(Given request 1):
Please copy the part of the listing that opens with the line containing "property-name: 钢筋: [0, 299, 36, 319]" and closes with the line containing "ghost-point-label: 点: [205, 6, 218, 20]", keeping both of those lines.

(Document):
Before modern map making how easy would it be to unknowingly travel to a different ruler’s demesne? Obviously there are geographic borders like the Rhine or the Pyrenees, but surely that can’t be the way they knew every time. What if there was a big forest or field with no obvious markers between two kingdoms? Was there any tight control on borders or the freedom of movement for individual persons between these places?
I’m just imagining as a specific example how absolutely insanely chaotic the 30 Years War, among others, must’ve been from a layman’s perspective. I didn’t even know I was in Bohemia, now I’m Protestant? Now I’m not in Bohemia? Now there’s Swedish people here? Etc.
An Italian, German, and French walk into a bar on the Franco-Italian border. Who is the best person of the three to place an order with the bartender?
Surprisingly, the German. But only because he is Werner Forner. I'll get to the point eventually, but please bear with me for a bit. I promise this isn't an excuse to talk about retired german linguistics professors.
Imagine you are driving along the A10 highway towards the Italian border with France. While the Schengen Agreement has eliminated border controls between many European countries, a convenient sign at the frontier nonetheless lets you know that you have crossed over into France, and that you are no longer driving along the Italian "Autostrada A10" but rather along the French "Autoroute A8." An automatic text message from your cell phone service provider will let you know that roaming charges will no longer be handled by the Italian operator TIM, but rather the French operator Orange. Pulling into a roadside fast-food service outside the town of Menton (the first town over the border) the radio signal from RTL on 102.5 FM fades out, and with some adjustment you tune the radio to 103 FM, where a station also called RTL is now playing French pop (the two stations, funnily enough, are completely unrelated: while in France RTL stands for Radio Télévision Luxembourg, a media conglomerate operating multiple mediums in several countries, while in Italy RTL stands for "Radio Trasmissioni Lombarde" and is a popular but much smaller radio network broadcasting in northwest Italy). You park your car and walk into the roadside restaurant, and notice a large muted television behind the counter tuned to the news network France24.
All this is predictable and in-line with our understanding of how borders work; you have crossed the border into France, after all. But then you notice something else; as you pick out a prepackaged baguette from the rest-stop's refrigerator, you overhear an elderly gentleman chatting amicably with the cashier. You can't help but notice he doesn't seem to be speaking French, but he isn't quite speaking Italian either. He is, in fact, speaking the local dialect of the town of Ventimiglia, the first town back across the border in Italy. It is nearly identical to the local dialect here in Menton.
If we turn back the clock five or six hundred years, how would you know you had crossed a border? Eliminate the television, radio, and newspapers that have changed language as soon as you cross a frontier. Eliminate the fact that nowadays in Menton, children go to school and learn French, while seven miles down the road in Ventimiglia children go to school and learn Italian. Eliminate the fact that to buy a home in Menton, you must sign a deed written in French, while seven miles down the road in Ventimiglia to buy a home you must sign a deed written in Italian. These are all things that would have been completely alien to people living in Menton and Ventimiglia as early as two hundred years ago. When the County of Nice was ceded from the Kingdom of Sardinia to France in 1860, if the then-French Empire hadn't posted border guards at the bridge over the stream marking the new border, would anyone have noticed anything different at all?

(Material provided):
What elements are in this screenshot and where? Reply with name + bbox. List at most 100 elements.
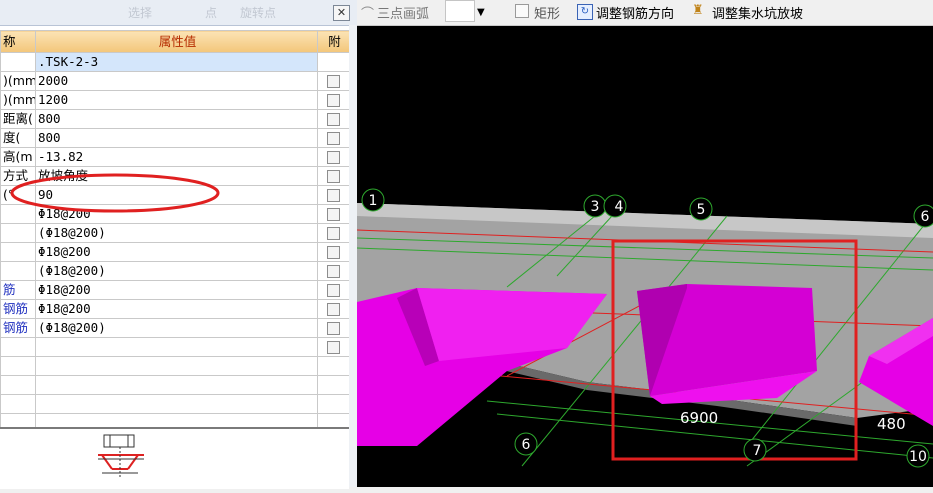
property-name: 钢筋: [0, 299, 36, 319]
attach-checkbox[interactable]: [327, 265, 340, 278]
attach-cell: [317, 375, 350, 395]
panel-top-strip: 选择 点 旋转点 ✕: [0, 0, 357, 26]
property-value[interactable]: Φ18@200: [35, 280, 318, 300]
property-name: [0, 375, 36, 395]
attach-checkbox[interactable]: [327, 151, 340, 164]
attach-cell: [317, 128, 350, 148]
axis-label-7: 7: [753, 443, 762, 459]
pit-section-thumbnail: [98, 434, 144, 477]
chevron-down-icon[interactable]: ▼: [477, 7, 485, 18]
attach-cell: [317, 299, 350, 319]
property-row[interactable]: Φ18@200: [0, 242, 350, 262]
pit-center: [637, 284, 817, 404]
header-name: 称: [0, 30, 36, 53]
attach-cell: [317, 185, 350, 205]
3d-viewport[interactable]: 1 3 4 5 6 6 7 10 6900 480: [357, 26, 933, 487]
axis-label-6: 6: [522, 437, 531, 453]
arc-mode-dropdown[interactable]: [445, 0, 475, 22]
preview-panel: [0, 427, 349, 489]
attach-cell: [317, 109, 350, 129]
axis-label-4: 4: [615, 199, 624, 215]
attach-cell: [317, 71, 350, 91]
property-row[interactable]: 度(800: [0, 128, 350, 148]
rectangle-button[interactable]: 矩形: [534, 3, 560, 22]
property-row[interactable]: )(mm 2000: [0, 71, 350, 91]
dimension-6900: 6900: [680, 409, 718, 427]
adjust-pit-slope-button[interactable]: 调整集水坑放坡: [712, 3, 803, 22]
property-value[interactable]: 1200: [35, 90, 318, 110]
toolbar: ⌒ 三点画弧 ▼ 矩形 ↻ 调整钢筋方向 ♜ 调整集水坑放坡: [357, 0, 933, 26]
three-point-arc-button[interactable]: 三点画弧: [377, 3, 429, 22]
property-panel: 选择 点 旋转点 ✕ 称 属性值 附 .TSK-2-3)(mm 2000)(mm 1…: [0, 0, 358, 489]
attach-checkbox[interactable]: [327, 189, 340, 202]
dimension-480: 480: [877, 415, 906, 433]
property-row[interactable]: [0, 375, 350, 395]
property-value[interactable]: (Φ18@200): [35, 318, 318, 338]
property-row[interactable]: 钢筋 (Φ18@200): [0, 318, 350, 338]
property-value[interactable]: (Φ18@200): [35, 261, 318, 281]
axis-label-5: 5: [697, 202, 706, 218]
property-value[interactable]: [35, 375, 318, 395]
property-value[interactable]: 800: [35, 109, 318, 129]
property-row[interactable]: [0, 337, 350, 357]
ghost-point-label: 点: [205, 6, 218, 20]
attach-checkbox[interactable]: [327, 75, 340, 88]
property-value[interactable]: [35, 356, 318, 376]
property-row[interactable]: .TSK-2-3: [0, 52, 350, 72]
pit-slope-icon: ♜: [692, 3, 704, 18]
property-name: [0, 337, 36, 357]
attach-cell: [317, 337, 350, 357]
panel-splitter[interactable]: [349, 25, 357, 487]
property-row[interactable]: (Φ18@200): [0, 261, 350, 281]
attach-cell: [317, 242, 350, 262]
property-row[interactable]: 筋 Φ18@200: [0, 280, 350, 300]
property-value[interactable]: .TSK-2-3: [35, 52, 318, 72]
property-value[interactable]: 800: [35, 128, 318, 148]
attach-cell: [317, 261, 350, 281]
property-name: )(mm: [0, 71, 36, 91]
property-name: 度(: [0, 128, 36, 148]
attach-checkbox[interactable]: [327, 341, 340, 354]
rebar-direction-icon: ↻: [577, 4, 593, 20]
attach-cell: [317, 204, 350, 224]
attach-checkbox[interactable]: [327, 208, 340, 221]
adjust-rebar-direction-button[interactable]: 调整钢筋方向: [596, 3, 674, 22]
attach-cell: [317, 52, 350, 72]
property-value[interactable]: (Φ18@200): [35, 223, 318, 243]
axis-label-6-right: 6: [921, 209, 930, 225]
axis-label-3: 3: [591, 199, 600, 215]
property-value[interactable]: Φ18@200: [35, 299, 318, 319]
attach-checkbox[interactable]: [327, 170, 340, 183]
attach-checkbox[interactable]: [327, 227, 340, 240]
attach-cell: [317, 394, 350, 414]
property-name: [0, 223, 36, 243]
attach-checkbox[interactable]: [327, 303, 340, 316]
property-value[interactable]: [35, 394, 318, 414]
property-row[interactable]: 距离(800: [0, 109, 350, 129]
property-name: [0, 242, 36, 262]
property-grid: 称 属性值 附 .TSK-2-3)(mm 2000)(mm 1200 距离(800 度(…: [0, 30, 350, 433]
attach-cell: [317, 280, 350, 300]
attach-checkbox[interactable]: [327, 113, 340, 126]
attach-cell: [317, 356, 350, 376]
attach-cell: [317, 223, 350, 243]
property-row[interactable]: [0, 394, 350, 414]
rectangle-checkbox[interactable]: [515, 4, 529, 18]
attach-checkbox[interactable]: [327, 132, 340, 145]
attach-checkbox[interactable]: [327, 246, 340, 259]
header-attach: 附: [317, 30, 350, 53]
close-button[interactable]: ✕: [333, 5, 350, 21]
attach-checkbox[interactable]: [327, 322, 340, 335]
attach-checkbox[interactable]: [327, 284, 340, 297]
property-row[interactable]: 钢筋 Φ18@200: [0, 299, 350, 319]
property-row[interactable]: (Φ18@200): [0, 223, 350, 243]
close-icon: ✕: [336, 6, 347, 19]
property-row[interactable]: [0, 356, 350, 376]
axis-label-1: 1: [369, 193, 378, 209]
attach-checkbox[interactable]: [327, 94, 340, 107]
property-row[interactable]: )(mm 1200: [0, 90, 350, 110]
property-value[interactable]: Φ18@200: [35, 242, 318, 262]
property-value[interactable]: 2000: [35, 71, 318, 91]
property-value[interactable]: [35, 337, 318, 357]
viewport-canvas[interactable]: 1 3 4 5 6 6 7 10 6900 480: [357, 26, 933, 487]
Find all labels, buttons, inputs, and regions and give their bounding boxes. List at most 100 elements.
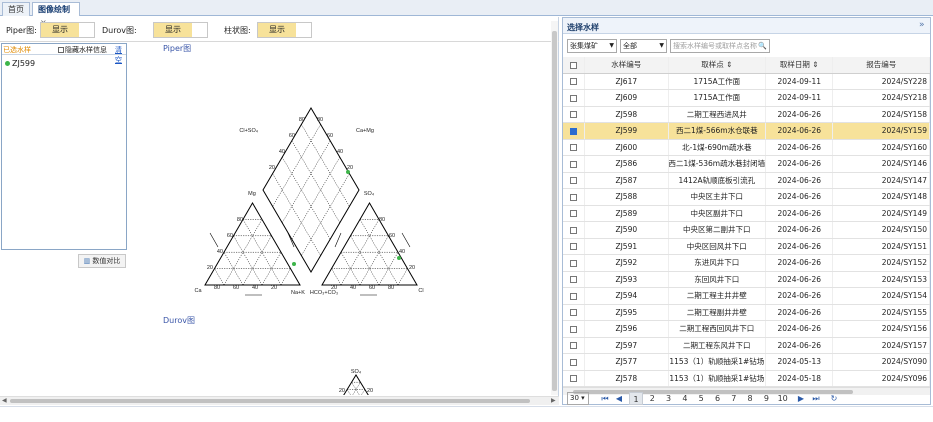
cell-sample-id: ZJ599 <box>584 122 669 140</box>
row-checkbox[interactable] <box>563 353 586 371</box>
cell-sampling-point: 中央区回风井下口 <box>668 238 767 255</box>
row-checkbox[interactable] <box>563 106 586 123</box>
table-row[interactable]: ZJ617 1715A工作面 2024-09-11 2024/SY228 <box>563 73 930 90</box>
collapse-icon[interactable]: » <box>919 20 925 30</box>
table-row[interactable]: ZJ586 西二1煤-536m疏水巷封闭墙 2024-06-26 2024/SY146 <box>563 155 930 173</box>
row-checkbox[interactable] <box>563 238 586 255</box>
scope-select[interactable]: 全部 ▼ <box>620 39 667 53</box>
label-cl: Cl <box>418 288 423 294</box>
checkbox-icon <box>570 94 578 102</box>
row-checkbox[interactable] <box>563 370 586 387</box>
tick-label: 80 <box>388 285 394 291</box>
column-header-report[interactable]: 报告编号 <box>832 57 930 74</box>
tick-label: 80 <box>317 117 323 123</box>
table-row[interactable]: ZJ594 二期工程主井井壁 2024-06-26 2024/SY154 <box>563 287 930 305</box>
search-input[interactable]: 搜索水样编号或取样点名称 🔍 <box>670 39 770 53</box>
table-row[interactable]: ZJ592 东进风井下口 2024-06-26 2024/SY152 <box>563 254 930 272</box>
row-checkbox[interactable] <box>563 73 586 90</box>
horizontal-scrollbar-thumb[interactable] <box>10 399 530 403</box>
page-number-button[interactable]: 5 <box>694 392 708 405</box>
refresh-icon[interactable]: ↻ <box>830 392 838 405</box>
horizontal-scrollbar[interactable]: ◀ ▶ <box>0 396 559 405</box>
page-number-button[interactable]: 8 <box>743 392 757 405</box>
tick-label: 40 <box>337 149 343 155</box>
page-number-button[interactable]: 4 <box>678 392 692 405</box>
scroll-right-icon[interactable]: ▶ <box>551 397 556 404</box>
grid-line <box>281 140 331 223</box>
cell-sampling-date: 2024-06-26 <box>765 106 834 123</box>
page-number-button[interactable]: 10 <box>776 392 790 405</box>
row-checkbox[interactable] <box>563 221 586 239</box>
cell-sample-id: ZJ578 <box>584 370 669 387</box>
tab-image-drawing[interactable]: 图像绘制× <box>32 2 80 27</box>
cell-sample-id: ZJ588 <box>584 188 669 206</box>
cell-sampling-date: 2024-05-18 <box>765 370 834 387</box>
row-checkbox[interactable] <box>563 188 586 206</box>
tab-home[interactable]: 首页 <box>2 2 30 16</box>
grid-line <box>397 268 408 286</box>
row-checkbox[interactable] <box>563 320 586 338</box>
row-checkbox[interactable] <box>563 271 586 288</box>
vertical-scrollbar[interactable] <box>551 21 558 395</box>
table-row[interactable]: ZJ593 东回风井下口 2024-06-26 2024/SY153 <box>563 271 930 288</box>
first-page-icon[interactable]: ⏮ <box>601 392 609 405</box>
label-ca: Ca <box>194 288 202 294</box>
page-number-button[interactable]: 2 <box>645 392 659 405</box>
checkbox-icon <box>570 325 578 333</box>
table-row[interactable]: ZJ598 二期工程西进风井 2024-06-26 2024/SY158 <box>563 106 930 123</box>
row-checkbox[interactable] <box>563 122 586 140</box>
table-row[interactable]: ZJ600 北-1煤-690m疏水巷 2024-06-26 2024/SY160 <box>563 139 930 156</box>
table-row[interactable]: ZJ595 二期工程副井井壁 2024-06-26 2024/SY155 <box>563 304 930 321</box>
page-number-button[interactable]: 6 <box>711 392 725 405</box>
table-row[interactable]: ZJ587 1412A轨顺底板引流孔 2024-06-26 2024/SY147 <box>563 172 930 189</box>
column-header-point[interactable]: 取样点 ⇕ <box>668 57 767 74</box>
row-checkbox[interactable] <box>563 89 586 107</box>
next-page-icon[interactable]: ▶ <box>797 392 805 405</box>
page-number-button[interactable]: 1 <box>629 392 643 405</box>
cell-report-id: 2024/SY160 <box>832 139 930 156</box>
page-size-select[interactable]: 30 ▾ <box>567 392 589 405</box>
row-checkbox[interactable] <box>563 337 586 354</box>
table-row[interactable]: ZJ578 1153（1）轨顺抽采1#钻场 2024-05-18 2024/SY096 <box>563 370 930 387</box>
cell-sampling-point: 中央区副井下口 <box>668 205 767 222</box>
table-row[interactable]: ZJ596 二期工程西回风井下口 2024-06-26 2024/SY156 <box>563 320 930 338</box>
cell-sampling-date: 2024-05-13 <box>765 353 834 371</box>
table-row[interactable]: ZJ588 中央区主井下口 2024-06-26 2024/SY148 <box>563 188 930 206</box>
prev-page-icon[interactable]: ◀ <box>615 392 623 405</box>
row-checkbox[interactable] <box>563 254 586 272</box>
row-checkbox[interactable] <box>563 139 586 156</box>
row-checkbox[interactable] <box>563 304 586 321</box>
cell-sample-id: ZJ609 <box>584 89 669 107</box>
row-checkbox[interactable] <box>563 155 586 173</box>
scroll-left-icon[interactable]: ◀ <box>2 397 7 404</box>
table-row[interactable]: ZJ609 1715A工作面 2024-09-11 2024/SY218 <box>563 89 930 107</box>
page-number-button[interactable]: 7 <box>727 392 741 405</box>
checkbox-icon <box>570 226 578 234</box>
sample-selection-header: 选择水样 » <box>563 18 930 34</box>
table-row[interactable]: ZJ577 1153（1）轨顺抽采1#钻场 2024-05-13 2024/SY090 <box>563 353 930 371</box>
page-number-button[interactable]: 3 <box>662 392 676 405</box>
row-checkbox[interactable] <box>563 287 586 305</box>
table-row[interactable]: ZJ591 中央区回风井下口 2024-06-26 2024/SY151 <box>563 238 930 255</box>
row-checkbox[interactable] <box>563 172 586 189</box>
table-row[interactable]: ZJ590 中央区第二副井下口 2024-06-26 2024/SY150 <box>563 221 930 239</box>
tick-label: 80 <box>379 217 385 223</box>
last-page-icon[interactable]: ⏭ <box>812 392 820 405</box>
column-header-date[interactable]: 取样日期 ⇕ <box>765 57 834 74</box>
grid-line <box>214 268 225 286</box>
table-row[interactable]: ZJ589 中央区副井下口 2024-06-26 2024/SY149 <box>563 205 930 222</box>
tick-label: 80 <box>299 117 305 123</box>
checkbox-icon <box>570 375 578 383</box>
select-all-checkbox[interactable] <box>563 57 586 74</box>
table-row[interactable]: ZJ597 二期工程东风井下口 2024-06-26 2024/SY157 <box>563 337 930 354</box>
cell-sampling-date: 2024-06-26 <box>765 155 834 173</box>
vertical-scrollbar-thumb[interactable] <box>552 31 557 391</box>
piper-grid <box>204 107 418 395</box>
mine-select[interactable]: 张集煤矿 ▼ <box>567 39 617 53</box>
table-row[interactable]: ZJ599 西二1煤-566m水仓联巷 2024-06-26 2024/SY159 <box>563 122 930 140</box>
cell-sampling-point: 中央区第二副井下口 <box>668 221 767 239</box>
tick-label: 40 <box>399 249 405 255</box>
column-header-id[interactable]: 水样编号 <box>584 57 669 74</box>
page-number-button[interactable]: 9 <box>759 392 773 405</box>
row-checkbox[interactable] <box>563 205 586 222</box>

(Given request 2):
Answer these questions from the text about crossing the Franco-Italian border:
(a) What network is the muted television behind the counter showing?
(b) In what year was the County of Nice ceded to France?
(c) What does RTL stand for in Italy?

(Final answer 1):
property-name: 钢筋: [0, 299, 36, 319]
attach-checkbox[interactable]: [327, 265, 340, 278]
attach-cell: [317, 375, 350, 395]
panel-top-strip: 选择 点 旋转点 ✕: [0, 0, 357, 26]
property-value[interactable]: Φ18@200: [35, 280, 318, 300]
property-name: [0, 375, 36, 395]
attach-checkbox[interactable]: [327, 151, 340, 164]
attach-cell: [317, 128, 350, 148]
axis-label-7: 7: [753, 443, 762, 459]
pit-section-thumbnail: [98, 434, 144, 477]
chevron-down-icon[interactable]: ▼: [477, 7, 485, 18]
attach-cell: [317, 299, 350, 319]
property-row[interactable]: Φ18@200: [0, 242, 350, 262]
pit-center: [637, 284, 817, 404]
header-name: 称: [0, 30, 36, 53]
attach-cell: [317, 185, 350, 205]
3d-viewport[interactable]: 1 3 4 5 6 6 7 10 6900 480: [357, 26, 933, 487]
axis-label-6: 6: [522, 437, 531, 453]
arc-mode-dropdown[interactable]: [445, 0, 475, 22]
preview-panel: [0, 427, 349, 489]
attach-cell: [317, 109, 350, 129]
axis-label-4: 4: [615, 199, 624, 215]
attach-cell: [317, 71, 350, 91]
property-row[interactable]: 度(800: [0, 128, 350, 148]
rectangle-button[interactable]: 矩形: [534, 3, 560, 22]
property-row[interactable]: )(mm 2000: [0, 71, 350, 91]
dimension-6900: 6900: [680, 409, 718, 427]
adjust-pit-slope-button[interactable]: 调整集水坑放坡: [712, 3, 803, 22]
property-value[interactable]: 1200: [35, 90, 318, 110]
toolbar: ⌒ 三点画弧 ▼ 矩形 ↻ 调整钢筋方向 ♜ 调整集水坑放坡: [357, 0, 933, 26]
three-point-arc-button[interactable]: 三点画弧: [377, 3, 429, 22]
property-panel: 选择 点 旋转点 ✕ 称 属性值 附 .TSK-2-3)(mm 2000)(mm 1…: [0, 0, 358, 489]
attach-checkbox[interactable]: [327, 189, 340, 202]
dimension-480: 480: [877, 415, 906, 433]
property-row[interactable]: [0, 375, 350, 395]
property-value[interactable]: (Φ18@200): [35, 318, 318, 338]
property-row[interactable]: 钢筋 (Φ18@200): [0, 318, 350, 338]
property-value[interactable]: (Φ18@200): [35, 261, 318, 281]
axis-label-5: 5: [697, 202, 706, 218]
property-value[interactable]: [35, 375, 318, 395]
property-value[interactable]: 800: [35, 109, 318, 129]
property-row[interactable]: [0, 337, 350, 357]
ghost-point-label: 点: [205, 6, 218, 20]

(Final answer 2):
(a) France24
(b) 1860
(c) Radio Trasmissioni Lombarde